* EXERCISE *
Extract the full listing verbatim and drop any pictures from your copy.

::::

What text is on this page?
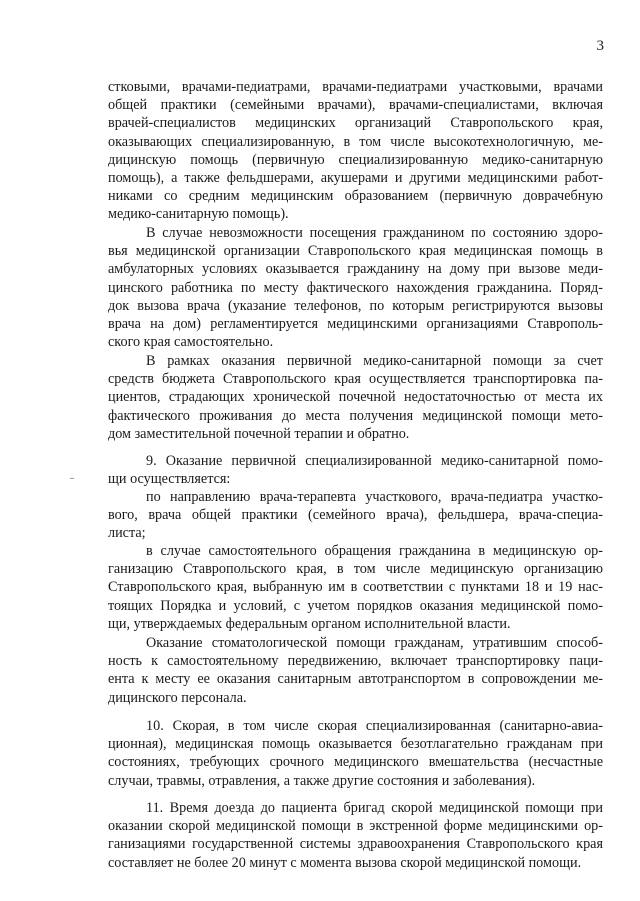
3
стковыми, врачами-педиатрами, врачами-педиатрами участковыми, врачами
общей практики (семейными врачами), врачами-специалистами, включая
врачей-специалистов медицинских организаций Ставропольского края,
оказывающих специализированную, в том числе высокотехнологичную, ме-
дицинскую помощь (первичную специализированную медико-санитарную
помощь), а также фельдшерами, акушерами и другими медицинскими работ-
никами со средним медицинским образованием (первичную доврачебную
медико-санитарную помощь).
В случае невозможности посещения гражданином по состоянию здоро-
вья медицинской организации Ставропольского края медицинская помощь в
амбулаторных условиях оказывается гражданину на дому при вызове меди-
цинского работника по месту фактического нахождения гражданина. Поряд-
док вызова врача (указание телефонов, по которым регистрируются вызовы
врача на дом) регламентируется медицинскими организациями Ставрополь-
ского края самостоятельно.
В рамках оказания первичной медико-санитарной помощи за счет
средств бюджета Ставропольского края осуществляется транспортировка па-
циентов, страдающих хронической почечной недостаточностью от места их
фактического проживания до места получения медицинской помощи мето-
дом заместительной почечной терапии и обратно.
9. Оказание первичной специализированной медико-санитарной помо-
щи осуществляется:
по направлению врача-терапевта участкового, врача-педиатра участко-
вого, врача общей практики (семейного врача), фельдшера, врача-специа-
листа;
в случае самостоятельного обращения гражданина в медицинскую ор-
ганизацию Ставропольского края, в том числе медицинскую организацию
Ставропольского края, выбранную им в соответствии с пунктами 18 и 19 нас-
тоящих Порядка и условий, с учетом порядков оказания медицинской помо-
щи, утверждаемых федеральным органом исполнительной власти.
Оказание стоматологической помощи гражданам, утратившим способ-
ность к самостоятельному передвижению, включает транспортировку паци-
ента к месту ее оказания санитарным автотранспортом в сопровождении ме-
дицинского персонала.
10. Скорая, в том числе скорая специализированная (санитарно-авиа-
ционная), медицинская помощь оказывается безотлагательно гражданам при
состояниях, требующих срочного медицинского вмешательства (несчастные
случаи, травмы, отравления, а также другие состояния и заболевания).
11. Время доезда до пациента бригад скорой медицинской помощи при
оказании скорой медицинской помощи в экстренной форме медицинскими ор-
ганизациями государственной системы здравоохранения Ставропольского края
составляет не более 20 минут с момента вызова скорой медицинской помощи.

::::

* WRITTEN RESPONSE *
What text is on this page?
3
стковыми, врачами-педиатрами, врачами-педиатрами участковыми, врачами
общей практики (семейными врачами), врачами-специалистами, включая
врачей-специалистов медицинских организаций Ставропольского края,
оказывающих специализированную, в том числе высокотехнологичную, ме-
дицинскую помощь (первичную специализированную медико-санитарную
помощь), а также фельдшерами, акушерами и другими медицинскими работ-
никами со средним медицинским образованием (первичную доврачебную
медико-санитарную помощь).
В случае невозможности посещения гражданином по состоянию здоро-
вья медицинской организации Ставропольского края медицинская помощь в
амбулаторных условиях оказывается гражданину на дому при вызове меди-
цинского работника по месту фактического нахождения гражданина. Поряд-
док вызова врача (указание телефонов, по которым регистрируются вызовы
врача на дом) регламентируется медицинскими организациями Ставрополь-
ского края самостоятельно.
В рамках оказания первичной медико-санитарной помощи за счет
средств бюджета Ставропольского края осуществляется транспортировка па-
циентов, страдающих хронической почечной недостаточностью от места их
фактического проживания до места получения медицинской помощи мето-
дом заместительной почечной терапии и обратно.
9. Оказание первичной специализированной медико-санитарной помо-
щи осуществляется:
по направлению врача-терапевта участкового, врача-педиатра участко-
вого, врача общей практики (семейного врача), фельдшера, врача-специа-
листа;
в случае самостоятельного обращения гражданина в медицинскую ор-
ганизацию Ставропольского края, в том числе медицинскую организацию
Ставропольского края, выбранную им в соответствии с пунктами 18 и 19 нас-
тоящих Порядка и условий, с учетом порядков оказания медицинской помо-
щи, утверждаемых федеральным органом исполнительной власти.
Оказание стоматологической помощи гражданам, утратившим способ-
ность к самостоятельному передвижению, включает транспортировку паци-
ента к месту ее оказания санитарным автотранспортом в сопровождении ме-
дицинского персонала.
10. Скорая, в том числе скорая специализированная (санитарно-авиа-
ционная), медицинская помощь оказывается безотлагательно гражданам при
состояниях, требующих срочного медицинского вмешательства (несчастные
случаи, травмы, отравления, а также другие состояния и заболевания).
11. Время доезда до пациента бригад скорой медицинской помощи при
оказании скорой медицинской помощи в экстренной форме медицинскими ор-
ганизациями государственной системы здравоохранения Ставропольского края
составляет не более 20 минут с момента вызова скорой медицинской помощи.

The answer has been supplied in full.